◆ **Exercise prompt**: What follows are records. Restate all of them word for word.

━━━━━━━━━━━━━━━━━━━━

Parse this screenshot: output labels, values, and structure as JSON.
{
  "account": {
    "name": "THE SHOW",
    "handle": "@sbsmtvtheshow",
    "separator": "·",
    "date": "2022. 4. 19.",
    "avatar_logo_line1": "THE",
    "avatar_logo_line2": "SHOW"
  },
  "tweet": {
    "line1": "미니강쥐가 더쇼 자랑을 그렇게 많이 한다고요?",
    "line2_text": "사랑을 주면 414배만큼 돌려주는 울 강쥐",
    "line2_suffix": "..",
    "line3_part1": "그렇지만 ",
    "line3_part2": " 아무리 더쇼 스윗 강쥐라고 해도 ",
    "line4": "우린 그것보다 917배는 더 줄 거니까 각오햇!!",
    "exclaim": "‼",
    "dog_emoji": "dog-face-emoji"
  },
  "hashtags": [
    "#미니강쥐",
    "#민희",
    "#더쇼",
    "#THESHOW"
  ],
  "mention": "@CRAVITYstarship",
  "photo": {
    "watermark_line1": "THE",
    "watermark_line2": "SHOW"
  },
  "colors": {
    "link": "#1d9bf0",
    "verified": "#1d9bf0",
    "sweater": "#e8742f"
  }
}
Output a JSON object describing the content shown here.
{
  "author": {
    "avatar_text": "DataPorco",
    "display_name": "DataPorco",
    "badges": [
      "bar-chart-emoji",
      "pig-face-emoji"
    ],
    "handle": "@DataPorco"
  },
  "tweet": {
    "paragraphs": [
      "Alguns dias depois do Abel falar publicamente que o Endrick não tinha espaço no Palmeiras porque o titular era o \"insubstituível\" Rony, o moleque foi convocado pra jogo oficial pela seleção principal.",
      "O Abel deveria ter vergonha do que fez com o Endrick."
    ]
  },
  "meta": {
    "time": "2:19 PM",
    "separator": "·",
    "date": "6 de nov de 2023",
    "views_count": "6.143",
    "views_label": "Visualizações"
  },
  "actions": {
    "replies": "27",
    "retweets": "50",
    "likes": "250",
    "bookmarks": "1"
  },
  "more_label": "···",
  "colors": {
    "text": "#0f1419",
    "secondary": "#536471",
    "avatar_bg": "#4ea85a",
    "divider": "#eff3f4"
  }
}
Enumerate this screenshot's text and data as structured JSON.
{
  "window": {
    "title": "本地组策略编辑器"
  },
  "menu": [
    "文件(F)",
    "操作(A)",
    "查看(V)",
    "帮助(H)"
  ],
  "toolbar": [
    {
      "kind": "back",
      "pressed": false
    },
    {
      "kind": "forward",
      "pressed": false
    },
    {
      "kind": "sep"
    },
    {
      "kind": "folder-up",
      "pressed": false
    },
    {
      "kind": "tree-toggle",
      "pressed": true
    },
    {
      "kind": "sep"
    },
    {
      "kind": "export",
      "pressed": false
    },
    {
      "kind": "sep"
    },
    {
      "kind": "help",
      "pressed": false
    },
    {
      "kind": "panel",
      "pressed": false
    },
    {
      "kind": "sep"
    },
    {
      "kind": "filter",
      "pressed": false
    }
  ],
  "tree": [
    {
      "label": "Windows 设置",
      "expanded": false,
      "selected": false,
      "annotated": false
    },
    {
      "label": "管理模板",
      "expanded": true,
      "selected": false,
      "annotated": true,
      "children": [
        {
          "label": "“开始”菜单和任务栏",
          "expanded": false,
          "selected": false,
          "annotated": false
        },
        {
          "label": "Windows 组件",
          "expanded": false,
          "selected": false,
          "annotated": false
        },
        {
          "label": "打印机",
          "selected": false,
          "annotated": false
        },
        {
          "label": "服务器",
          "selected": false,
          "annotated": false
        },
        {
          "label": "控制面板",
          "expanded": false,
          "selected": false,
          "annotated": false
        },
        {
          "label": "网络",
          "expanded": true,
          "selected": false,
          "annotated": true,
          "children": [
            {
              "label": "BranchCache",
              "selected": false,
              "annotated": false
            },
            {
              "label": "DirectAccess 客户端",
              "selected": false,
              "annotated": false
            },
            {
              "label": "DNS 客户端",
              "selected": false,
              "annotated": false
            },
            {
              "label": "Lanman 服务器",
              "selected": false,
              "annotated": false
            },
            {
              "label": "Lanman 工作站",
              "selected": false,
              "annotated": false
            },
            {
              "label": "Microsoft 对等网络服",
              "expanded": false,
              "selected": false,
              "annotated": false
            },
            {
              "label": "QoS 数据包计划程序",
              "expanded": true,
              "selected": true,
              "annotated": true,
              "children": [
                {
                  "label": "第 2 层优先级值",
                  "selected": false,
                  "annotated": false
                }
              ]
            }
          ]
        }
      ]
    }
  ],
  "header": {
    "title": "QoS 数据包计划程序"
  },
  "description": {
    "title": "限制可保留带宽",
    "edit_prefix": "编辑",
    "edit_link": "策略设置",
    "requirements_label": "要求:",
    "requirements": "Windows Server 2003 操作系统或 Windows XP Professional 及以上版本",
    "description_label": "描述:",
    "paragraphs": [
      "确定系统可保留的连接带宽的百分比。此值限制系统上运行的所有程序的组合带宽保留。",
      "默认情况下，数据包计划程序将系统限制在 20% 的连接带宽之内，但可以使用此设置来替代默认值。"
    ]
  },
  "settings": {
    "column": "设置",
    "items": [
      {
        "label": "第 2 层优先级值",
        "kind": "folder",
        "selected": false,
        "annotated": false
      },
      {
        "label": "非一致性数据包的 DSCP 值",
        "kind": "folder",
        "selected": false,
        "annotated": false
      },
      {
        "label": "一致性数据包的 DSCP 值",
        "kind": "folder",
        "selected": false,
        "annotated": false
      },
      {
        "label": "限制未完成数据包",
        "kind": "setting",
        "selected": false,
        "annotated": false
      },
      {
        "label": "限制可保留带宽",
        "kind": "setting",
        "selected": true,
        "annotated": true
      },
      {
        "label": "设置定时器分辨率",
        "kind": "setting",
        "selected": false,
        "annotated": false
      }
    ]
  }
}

━━━━━━━━━━━━━━━━━━━━

◆ **Task response**:
Parse this screenshot: output labels, values, and structure as JSON.
{
  "account": {
    "name": "THE SHOW",
    "handle": "@sbsmtvtheshow",
    "separator": "·",
    "date": "2022. 4. 19.",
    "avatar_logo_line1": "THE",
    "avatar_logo_line2": "SHOW"
  },
  "tweet": {
    "line1": "미니강쥐가 더쇼 자랑을 그렇게 많이 한다고요?",
    "line2_text": "사랑을 주면 414배만큼 돌려주는 울 강쥐",
    "line2_suffix": "..",
    "line3_part1": "그렇지만 ",
    "line3_part2": " 아무리 더쇼 스윗 강쥐라고 해도 ",
    "line4": "우린 그것보다 917배는 더 줄 거니까 각오햇!!",
    "exclaim": "‼",
    "dog_emoji": "dog-face-emoji"
  },
  "hashtags": [
    "#미니강쥐",
    "#민희",
    "#더쇼",
    "#THESHOW"
  ],
  "mention": "@CRAVITYstarship",
  "photo": {
    "watermark_line1": "THE",
    "watermark_line2": "SHOW"
  },
  "colors": {
    "link": "#1d9bf0",
    "verified": "#1d9bf0",
    "sweater": "#e8742f"
  }
}
Output a JSON object describing the content shown here.
{
  "author": {
    "avatar_text": "DataPorco",
    "display_name": "DataPorco",
    "badges": [
      "bar-chart-emoji",
      "pig-face-emoji"
    ],
    "handle": "@DataPorco"
  },
  "tweet": {
    "paragraphs": [
      "Alguns dias depois do Abel falar publicamente que o Endrick não tinha espaço no Palmeiras porque o titular era o \"insubstituível\" Rony, o moleque foi convocado pra jogo oficial pela seleção principal.",
      "O Abel deveria ter vergonha do que fez com o Endrick."
    ]
  },
  "meta": {
    "time": "2:19 PM",
    "separator": "·",
    "date": "6 de nov de 2023",
    "views_count": "6.143",
    "views_label": "Visualizações"
  },
  "actions": {
    "replies": "27",
    "retweets": "50",
    "likes": "250",
    "bookmarks": "1"
  },
  "more_label": "···",
  "colors": {
    "text": "#0f1419",
    "secondary": "#536471",
    "avatar_bg": "#4ea85a",
    "divider": "#eff3f4"
  }
}
Enumerate this screenshot's text and data as structured JSON.
{
  "window": {
    "title": "本地组策略编辑器"
  },
  "menu": [
    "文件(F)",
    "操作(A)",
    "查看(V)",
    "帮助(H)"
  ],
  "toolbar": [
    {
      "kind": "back",
      "pressed": false
    },
    {
      "kind": "forward",
      "pressed": false
    },
    {
      "kind": "sep"
    },
    {
      "kind": "folder-up",
      "pressed": false
    },
    {
      "kind": "tree-toggle",
      "pressed": true
    },
    {
      "kind": "sep"
    },
    {
      "kind": "export",
      "pressed": false
    },
    {
      "kind": "sep"
    },
    {
      "kind": "help",
      "pressed": false
    },
    {
      "kind": "panel",
      "pressed": false
    },
    {
      "kind": "sep"
    },
    {
      "kind": "filter",
      "pressed": false
    }
  ],
  "tree": [
    {
      "label": "Windows 设置",
      "expanded": false,
      "selected": false,
      "annotated": false
    },
    {
      "label": "管理模板",
      "expanded": true,
      "selected": false,
      "annotated": true,
      "children": [
        {
          "label": "“开始”菜单和任务栏",
          "expanded": false,
          "selected": false,
          "annotated": false
        },
        {
          "label": "Windows 组件",
          "expanded": false,
          "selected": false,
          "annotated": false
        },
        {
          "label": "打印机",
          "selected": false,
          "annotated": false
        },
        {
          "label": "服务器",
          "selected": false,
          "annotated": false
        },
        {
          "label": "控制面板",
          "expanded": false,
          "selected": false,
          "annotated": false
        },
        {
          "label": "网络",
          "expanded": true,
          "selected": false,
          "annotated": true,
          "children": [
            {
              "label": "BranchCache",
              "selected": false,
              "annotated": false
            },
            {
              "label": "DirectAccess 客户端",
              "selected": false,
              "annotated": false
            },
            {
              "label": "DNS 客户端",
              "selected": false,
              "annotated": false
            },
            {
              "label": "Lanman 服务器",
              "selected": false,
              "annotated": false
            },
            {
              "label": "Lanman 工作站",
              "selected": false,
              "annotated": false
            },
            {
              "label": "Microsoft 对等网络服",
              "expanded": false,
              "selected": false,
              "annotated": false
            },
            {
              "label": "QoS 数据包计划程序",
              "expanded": true,
              "selected": true,
              "annotated": true,
              "children": [
                {
                  "label": "第 2 层优先级值",
                  "selected": false,
                  "annotated": false
                }
              ]
            }
          ]
        }
      ]
    }
  ],
  "header": {
    "title": "QoS 数据包计划程序"
  },
  "description": {
    "title": "限制可保留带宽",
    "edit_prefix": "编辑",
    "edit_link": "策略设置",
    "requirements_label": "要求:",
    "requirements": "Windows Server 2003 操作系统或 Windows XP Professional 及以上版本",
    "description_label": "描述:",
    "paragraphs": [
      "确定系统可保留的连接带宽的百分比。此值限制系统上运行的所有程序的组合带宽保留。",
      "默认情况下，数据包计划程序将系统限制在 20% 的连接带宽之内，但可以使用此设置来替代默认值。"
    ]
  },
  "settings": {
    "column": "设置",
    "items": [
      {
        "label": "第 2 层优先级值",
        "kind": "folder",
        "selected": false,
        "annotated": false
      },
      {
        "label": "非一致性数据包的 DSCP 值",
        "kind": "folder",
        "selected": false,
        "annotated": false
      },
      {
        "label": "一致性数据包的 DSCP 值",
        "kind": "folder",
        "selected": false,
        "annotated": false
      },
      {
        "label": "限制未完成数据包",
        "kind": "setting",
        "selected": false,
        "annotated": false
      },
      {
        "label": "限制可保留带宽",
        "kind": "setting",
        "selected": true,
        "annotated": true
      },
      {
        "label": "设置定时器分辨率",
        "kind": "setting",
        "selected": false,
        "annotated": false
      }
    ]
  }
}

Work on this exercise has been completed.